-- start DATA ROWS --

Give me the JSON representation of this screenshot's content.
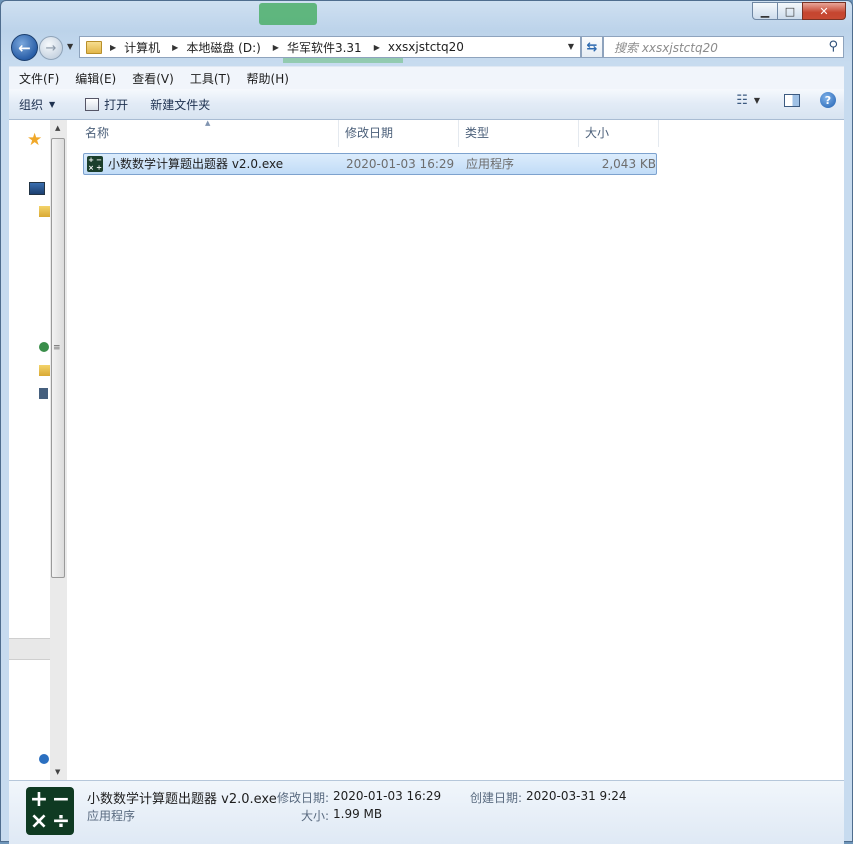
{
  "window": {
    "controls": {
      "minimize_icon": "minimize-icon",
      "maximize_icon": "maximize-icon",
      "close_icon": "close-icon"
    }
  },
  "address_bar": {
    "breadcrumbs": [
      "计算机",
      "本地磁盘 (D:)",
      "华军软件3.31",
      "xxsxjstctq20"
    ]
  },
  "search": {
    "placeholder": "搜索 xxsxjstctq20"
  },
  "menu": [
    "文件(F)",
    "编辑(E)",
    "查看(V)",
    "工具(T)",
    "帮助(H)"
  ],
  "toolbar": {
    "organize": "组织",
    "open": "打开",
    "new_folder": "新建文件夹"
  },
  "columns": {
    "name": "名称",
    "modified": "修改日期",
    "type": "类型",
    "size": "大小"
  },
  "files": [
    {
      "name": "小数数学计算题出题器 v2.0.exe",
      "modified": "2020-01-03 16:29",
      "type": "应用程序",
      "size": "2,043 KB"
    }
  ],
  "details": {
    "name": "小数数学计算题出题器 v2.0.exe",
    "type": "应用程序",
    "modified_label": "修改日期:",
    "modified_value": "2020-01-03 16:29",
    "created_label": "创建日期:",
    "created_value": "2020-03-31 9:24",
    "size_label": "大小:",
    "size_value": "1.99 MB"
  },
  "colors": {
    "accent": "#2a5fa8",
    "selection": "#c1dcf7",
    "app_icon": "#1b3f2c"
  }
}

-- end DATA ROWS --

> WRITTEN REQUEST
Output every entry verbatim. Pictures do not belong in the copy.

> OUTPUT FOR THIS EXERCISE
Give me the JSON representation of this screenshot's content.
{
  "window": {
    "controls": {
      "minimize_icon": "minimize-icon",
      "maximize_icon": "maximize-icon",
      "close_icon": "close-icon"
    }
  },
  "address_bar": {
    "breadcrumbs": [
      "计算机",
      "本地磁盘 (D:)",
      "华军软件3.31",
      "xxsxjstctq20"
    ]
  },
  "search": {
    "placeholder": "搜索 xxsxjstctq20"
  },
  "menu": [
    "文件(F)",
    "编辑(E)",
    "查看(V)",
    "工具(T)",
    "帮助(H)"
  ],
  "toolbar": {
    "organize": "组织",
    "open": "打开",
    "new_folder": "新建文件夹"
  },
  "columns": {
    "name": "名称",
    "modified": "修改日期",
    "type": "类型",
    "size": "大小"
  },
  "files": [
    {
      "name": "小数数学计算题出题器 v2.0.exe",
      "modified": "2020-01-03 16:29",
      "type": "应用程序",
      "size": "2,043 KB"
    }
  ],
  "details": {
    "name": "小数数学计算题出题器 v2.0.exe",
    "type": "应用程序",
    "modified_label": "修改日期:",
    "modified_value": "2020-01-03 16:29",
    "created_label": "创建日期:",
    "created_value": "2020-03-31 9:24",
    "size_label": "大小:",
    "size_value": "1.99 MB"
  },
  "colors": {
    "accent": "#2a5fa8",
    "selection": "#c1dcf7",
    "app_icon": "#1b3f2c"
  }
}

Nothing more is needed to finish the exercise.